◆ **Task description**: Return, word for word, every line that follows.

[Collected data]
* Begin *

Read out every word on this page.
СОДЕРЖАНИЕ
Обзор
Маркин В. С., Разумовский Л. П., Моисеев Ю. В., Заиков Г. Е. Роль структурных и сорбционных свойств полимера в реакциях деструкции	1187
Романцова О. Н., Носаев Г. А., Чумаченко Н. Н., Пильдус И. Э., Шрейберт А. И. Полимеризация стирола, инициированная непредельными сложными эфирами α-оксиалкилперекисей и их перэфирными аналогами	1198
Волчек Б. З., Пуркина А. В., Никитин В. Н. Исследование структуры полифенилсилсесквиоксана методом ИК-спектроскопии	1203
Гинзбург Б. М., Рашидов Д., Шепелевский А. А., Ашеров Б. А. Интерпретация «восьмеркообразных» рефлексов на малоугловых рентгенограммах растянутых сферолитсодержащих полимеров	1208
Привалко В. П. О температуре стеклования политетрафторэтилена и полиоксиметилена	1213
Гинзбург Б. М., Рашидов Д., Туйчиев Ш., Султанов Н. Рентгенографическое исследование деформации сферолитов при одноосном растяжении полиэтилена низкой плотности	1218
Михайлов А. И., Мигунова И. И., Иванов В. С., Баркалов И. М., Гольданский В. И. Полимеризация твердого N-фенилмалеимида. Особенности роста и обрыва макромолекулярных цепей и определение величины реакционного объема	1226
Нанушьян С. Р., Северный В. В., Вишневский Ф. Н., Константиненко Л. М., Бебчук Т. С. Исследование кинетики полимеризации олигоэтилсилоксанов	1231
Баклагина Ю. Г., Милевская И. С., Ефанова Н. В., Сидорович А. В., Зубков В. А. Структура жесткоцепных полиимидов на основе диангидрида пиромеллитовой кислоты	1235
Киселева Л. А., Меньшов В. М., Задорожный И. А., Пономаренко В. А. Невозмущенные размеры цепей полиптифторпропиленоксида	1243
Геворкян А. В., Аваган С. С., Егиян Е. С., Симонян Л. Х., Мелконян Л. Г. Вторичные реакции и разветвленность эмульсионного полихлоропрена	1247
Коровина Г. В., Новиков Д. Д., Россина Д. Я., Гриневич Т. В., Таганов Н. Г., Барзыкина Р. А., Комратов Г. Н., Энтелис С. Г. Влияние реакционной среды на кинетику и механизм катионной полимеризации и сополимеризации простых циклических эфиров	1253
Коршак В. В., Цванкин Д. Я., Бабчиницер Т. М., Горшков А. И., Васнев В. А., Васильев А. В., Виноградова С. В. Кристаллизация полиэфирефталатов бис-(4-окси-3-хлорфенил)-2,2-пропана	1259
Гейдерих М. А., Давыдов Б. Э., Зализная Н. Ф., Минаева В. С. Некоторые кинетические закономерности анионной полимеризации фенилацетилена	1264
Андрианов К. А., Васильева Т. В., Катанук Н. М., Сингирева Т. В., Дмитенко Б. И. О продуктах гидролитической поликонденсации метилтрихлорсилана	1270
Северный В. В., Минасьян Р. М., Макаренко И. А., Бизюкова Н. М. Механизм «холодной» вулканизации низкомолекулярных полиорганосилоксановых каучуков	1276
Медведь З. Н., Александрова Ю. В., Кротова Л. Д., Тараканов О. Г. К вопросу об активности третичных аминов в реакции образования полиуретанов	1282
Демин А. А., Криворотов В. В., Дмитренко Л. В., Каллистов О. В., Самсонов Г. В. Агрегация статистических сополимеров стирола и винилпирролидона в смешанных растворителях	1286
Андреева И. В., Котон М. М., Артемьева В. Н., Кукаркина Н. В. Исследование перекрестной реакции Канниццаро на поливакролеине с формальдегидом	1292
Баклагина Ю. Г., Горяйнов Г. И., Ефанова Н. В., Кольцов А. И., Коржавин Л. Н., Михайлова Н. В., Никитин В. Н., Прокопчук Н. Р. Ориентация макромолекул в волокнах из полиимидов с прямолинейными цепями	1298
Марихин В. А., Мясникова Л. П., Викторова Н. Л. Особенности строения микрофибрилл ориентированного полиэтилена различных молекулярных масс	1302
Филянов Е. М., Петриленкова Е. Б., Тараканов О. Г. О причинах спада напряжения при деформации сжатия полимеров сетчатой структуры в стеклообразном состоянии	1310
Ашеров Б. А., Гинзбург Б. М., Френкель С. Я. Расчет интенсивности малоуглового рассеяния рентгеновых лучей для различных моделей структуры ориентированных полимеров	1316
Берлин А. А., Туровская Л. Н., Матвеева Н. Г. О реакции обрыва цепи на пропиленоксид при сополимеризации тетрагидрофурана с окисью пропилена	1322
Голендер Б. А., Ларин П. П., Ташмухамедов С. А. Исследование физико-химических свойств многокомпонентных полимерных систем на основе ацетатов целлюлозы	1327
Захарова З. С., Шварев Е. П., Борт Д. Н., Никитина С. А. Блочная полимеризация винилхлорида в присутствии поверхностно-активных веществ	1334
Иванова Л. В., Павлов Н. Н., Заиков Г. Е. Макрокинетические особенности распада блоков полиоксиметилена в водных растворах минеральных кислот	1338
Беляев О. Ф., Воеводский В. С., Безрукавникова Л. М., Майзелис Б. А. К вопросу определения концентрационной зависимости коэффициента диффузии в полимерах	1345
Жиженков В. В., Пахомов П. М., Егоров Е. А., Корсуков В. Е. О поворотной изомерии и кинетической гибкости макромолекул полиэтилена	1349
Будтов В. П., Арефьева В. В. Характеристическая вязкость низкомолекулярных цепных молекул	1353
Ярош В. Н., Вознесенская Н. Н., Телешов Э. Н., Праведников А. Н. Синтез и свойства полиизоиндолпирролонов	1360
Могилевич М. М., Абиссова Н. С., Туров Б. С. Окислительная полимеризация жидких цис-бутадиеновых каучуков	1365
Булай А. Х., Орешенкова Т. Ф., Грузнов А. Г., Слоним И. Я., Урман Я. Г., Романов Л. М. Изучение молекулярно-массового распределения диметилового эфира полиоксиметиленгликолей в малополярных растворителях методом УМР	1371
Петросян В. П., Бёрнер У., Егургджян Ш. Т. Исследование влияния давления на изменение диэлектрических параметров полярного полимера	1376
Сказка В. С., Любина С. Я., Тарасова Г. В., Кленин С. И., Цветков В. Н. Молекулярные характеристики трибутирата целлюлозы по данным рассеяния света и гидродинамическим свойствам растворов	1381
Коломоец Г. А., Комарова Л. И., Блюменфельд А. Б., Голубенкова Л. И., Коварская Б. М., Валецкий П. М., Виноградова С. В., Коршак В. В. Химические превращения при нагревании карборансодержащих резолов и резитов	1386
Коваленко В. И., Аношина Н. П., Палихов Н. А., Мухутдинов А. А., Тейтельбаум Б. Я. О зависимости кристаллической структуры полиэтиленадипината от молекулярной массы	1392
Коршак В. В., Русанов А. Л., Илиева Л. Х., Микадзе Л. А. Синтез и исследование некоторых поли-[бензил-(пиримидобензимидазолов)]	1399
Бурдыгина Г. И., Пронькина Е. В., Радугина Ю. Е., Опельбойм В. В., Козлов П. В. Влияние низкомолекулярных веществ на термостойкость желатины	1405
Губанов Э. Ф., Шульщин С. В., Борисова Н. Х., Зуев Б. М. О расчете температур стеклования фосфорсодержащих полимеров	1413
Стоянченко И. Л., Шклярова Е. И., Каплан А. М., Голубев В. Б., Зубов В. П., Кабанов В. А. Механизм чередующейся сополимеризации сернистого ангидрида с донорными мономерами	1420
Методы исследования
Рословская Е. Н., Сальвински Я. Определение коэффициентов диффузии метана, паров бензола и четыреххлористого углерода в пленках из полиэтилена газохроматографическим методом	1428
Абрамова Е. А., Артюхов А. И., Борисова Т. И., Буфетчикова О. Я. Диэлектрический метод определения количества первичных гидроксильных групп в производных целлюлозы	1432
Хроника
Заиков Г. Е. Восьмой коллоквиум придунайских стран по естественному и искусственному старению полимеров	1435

* End *

◆ **Exercise output**:
Read out every word on this page.
СОДЕРЖАНИЕ
Обзор
Маркин В. С., Разумовский Л. П., Моисеев Ю. В., Заиков Г. Е. Роль структурных и сорбционных свойств полимера в реакциях деструкции	1187
Романцова О. Н., Носаев Г. А., Чумаченко Н. Н., Пильдус И. Э., Шрейберт А. И. Полимеризация стирола, инициированная непредельными сложными эфирами α-оксиалкилперекисей и их перэфирными аналогами	1198
Волчек Б. З., Пуркина А. В., Никитин В. Н. Исследование структуры полифенилсилсесквиоксана методом ИК-спектроскопии	1203
Гинзбург Б. М., Рашидов Д., Шепелевский А. А., Ашеров Б. А. Интерпретация «восьмеркообразных» рефлексов на малоугловых рентгенограммах растянутых сферолитсодержащих полимеров	1208
Привалко В. П. О температуре стеклования политетрафторэтилена и полиоксиметилена	1213
Гинзбург Б. М., Рашидов Д., Туйчиев Ш., Султанов Н. Рентгенографическое исследование деформации сферолитов при одноосном растяжении полиэтилена низкой плотности	1218
Михайлов А. И., Мигунова И. И., Иванов В. С., Баркалов И. М., Гольданский В. И. Полимеризация твердого N-фенилмалеимида. Особенности роста и обрыва макромолекулярных цепей и определение величины реакционного объема	1226
Нанушьян С. Р., Северный В. В., Вишневский Ф. Н., Константиненко Л. М., Бебчук Т. С. Исследование кинетики полимеризации олигоэтилсилоксанов	1231
Баклагина Ю. Г., Милевская И. С., Ефанова Н. В., Сидорович А. В., Зубков В. А. Структура жесткоцепных полиимидов на основе диангидрида пиромеллитовой кислоты	1235
Киселева Л. А., Меньшов В. М., Задорожный И. А., Пономаренко В. А. Невозмущенные размеры цепей полиптифторпропиленоксида	1243
Геворкян А. В., Аваган С. С., Егиян Е. С., Симонян Л. Х., Мелконян Л. Г. Вторичные реакции и разветвленность эмульсионного полихлоропрена	1247
Коровина Г. В., Новиков Д. Д., Россина Д. Я., Гриневич Т. В., Таганов Н. Г., Барзыкина Р. А., Комратов Г. Н., Энтелис С. Г. Влияние реакционной среды на кинетику и механизм катионной полимеризации и сополимеризации простых циклических эфиров	1253
Коршак В. В., Цванкин Д. Я., Бабчиницер Т. М., Горшков А. И., Васнев В. А., Васильев А. В., Виноградова С. В. Кристаллизация полиэфирефталатов бис-(4-окси-3-хлорфенил)-2,2-пропана	1259
Гейдерих М. А., Давыдов Б. Э., Зализная Н. Ф., Минаева В. С. Некоторые кинетические закономерности анионной полимеризации фенилацетилена	1264
Андрианов К. А., Васильева Т. В., Катанук Н. М., Сингирева Т. В., Дмитенко Б. И. О продуктах гидролитической поликонденсации метилтрихлорсилана	1270
Северный В. В., Минасьян Р. М., Макаренко И. А., Бизюкова Н. М. Механизм «холодной» вулканизации низкомолекулярных полиорганосилоксановых каучуков	1276
Медведь З. Н., Александрова Ю. В., Кротова Л. Д., Тараканов О. Г. К вопросу об активности третичных аминов в реакции образования полиуретанов	1282
Демин А. А., Криворотов В. В., Дмитренко Л. В., Каллистов О. В., Самсонов Г. В. Агрегация статистических сополимеров стирола и винилпирролидона в смешанных растворителях	1286
Андреева И. В., Котон М. М., Артемьева В. Н., Кукаркина Н. В. Исследование перекрестной реакции Канниццаро на поливакролеине с формальдегидом	1292
Баклагина Ю. Г., Горяйнов Г. И., Ефанова Н. В., Кольцов А. И., Коржавин Л. Н., Михайлова Н. В., Никитин В. Н., Прокопчук Н. Р. Ориентация макромолекул в волокнах из полиимидов с прямолинейными цепями	1298
Марихин В. А., Мясникова Л. П., Викторова Н. Л. Особенности строения микрофибрилл ориентированного полиэтилена различных молекулярных масс	1302
Филянов Е. М., Петриленкова Е. Б., Тараканов О. Г. О причинах спада напряжения при деформации сжатия полимеров сетчатой структуры в стеклообразном состоянии	1310
Ашеров Б. А., Гинзбург Б. М., Френкель С. Я. Расчет интенсивности малоуглового рассеяния рентгеновых лучей для различных моделей структуры ориентированных полимеров	1316
Берлин А. А., Туровская Л. Н., Матвеева Н. Г. О реакции обрыва цепи на пропиленоксид при сополимеризации тетрагидрофурана с окисью пропилена	1322
Голендер Б. А., Ларин П. П., Ташмухамедов С. А. Исследование физико-химических свойств многокомпонентных полимерных систем на основе ацетатов целлюлозы	1327
Захарова З. С., Шварев Е. П., Борт Д. Н., Никитина С. А. Блочная полимеризация винилхлорида в присутствии поверхностно-активных веществ	1334
Иванова Л. В., Павлов Н. Н., Заиков Г. Е. Макрокинетические особенности распада блоков полиоксиметилена в водных растворах минеральных кислот	1338
Беляев О. Ф., Воеводский В. С., Безрукавникова Л. М., Майзелис Б. А. К вопросу определения концентрационной зависимости коэффициента диффузии в полимерах	1345
Жиженков В. В., Пахомов П. М., Егоров Е. А., Корсуков В. Е. О поворотной изомерии и кинетической гибкости макромолекул полиэтилена	1349
Будтов В. П., Арефьева В. В. Характеристическая вязкость низкомолекулярных цепных молекул	1353
Ярош В. Н., Вознесенская Н. Н., Телешов Э. Н., Праведников А. Н. Синтез и свойства полиизоиндолпирролонов	1360
Могилевич М. М., Абиссова Н. С., Туров Б. С. Окислительная полимеризация жидких цис-бутадиеновых каучуков	1365
Булай А. Х., Орешенкова Т. Ф., Грузнов А. Г., Слоним И. Я., Урман Я. Г., Романов Л. М. Изучение молекулярно-массового распределения диметилового эфира полиоксиметиленгликолей в малополярных растворителях методом УМР	1371
Петросян В. П., Бёрнер У., Егургджян Ш. Т. Исследование влияния давления на изменение диэлектрических параметров полярного полимера	1376
Сказка В. С., Любина С. Я., Тарасова Г. В., Кленин С. И., Цветков В. Н. Молекулярные характеристики трибутирата целлюлозы по данным рассеяния света и гидродинамическим свойствам растворов	1381
Коломоец Г. А., Комарова Л. И., Блюменфельд А. Б., Голубенкова Л. И., Коварская Б. М., Валецкий П. М., Виноградова С. В., Коршак В. В. Химические превращения при нагревании карборансодержащих резолов и резитов	1386
Коваленко В. И., Аношина Н. П., Палихов Н. А., Мухутдинов А. А., Тейтельбаум Б. Я. О зависимости кристаллической структуры полиэтиленадипината от молекулярной массы	1392
Коршак В. В., Русанов А. Л., Илиева Л. Х., Микадзе Л. А. Синтез и исследование некоторых поли-[бензил-(пиримидобензимидазолов)]	1399
Бурдыгина Г. И., Пронькина Е. В., Радугина Ю. Е., Опельбойм В. В., Козлов П. В. Влияние низкомолекулярных веществ на термостойкость желатины	1405
Губанов Э. Ф., Шульщин С. В., Борисова Н. Х., Зуев Б. М. О расчете температур стеклования фосфорсодержащих полимеров	1413
Стоянченко И. Л., Шклярова Е. И., Каплан А. М., Голубев В. Б., Зубов В. П., Кабанов В. А. Механизм чередующейся сополимеризации сернистого ангидрида с донорными мономерами	1420
Методы исследования
Рословская Е. Н., Сальвински Я. Определение коэффициентов диффузии метана, паров бензола и четыреххлористого углерода в пленках из полиэтилена газохроматографическим методом	1428
Абрамова Е. А., Артюхов А. И., Борисова Т. И., Буфетчикова О. Я. Диэлектрический метод определения количества первичных гидроксильных групп в производных целлюлозы	1432
Хроника
Заиков Г. Е. Восьмой коллоквиум придунайских стран по естественному и искусственному старению полимеров	1435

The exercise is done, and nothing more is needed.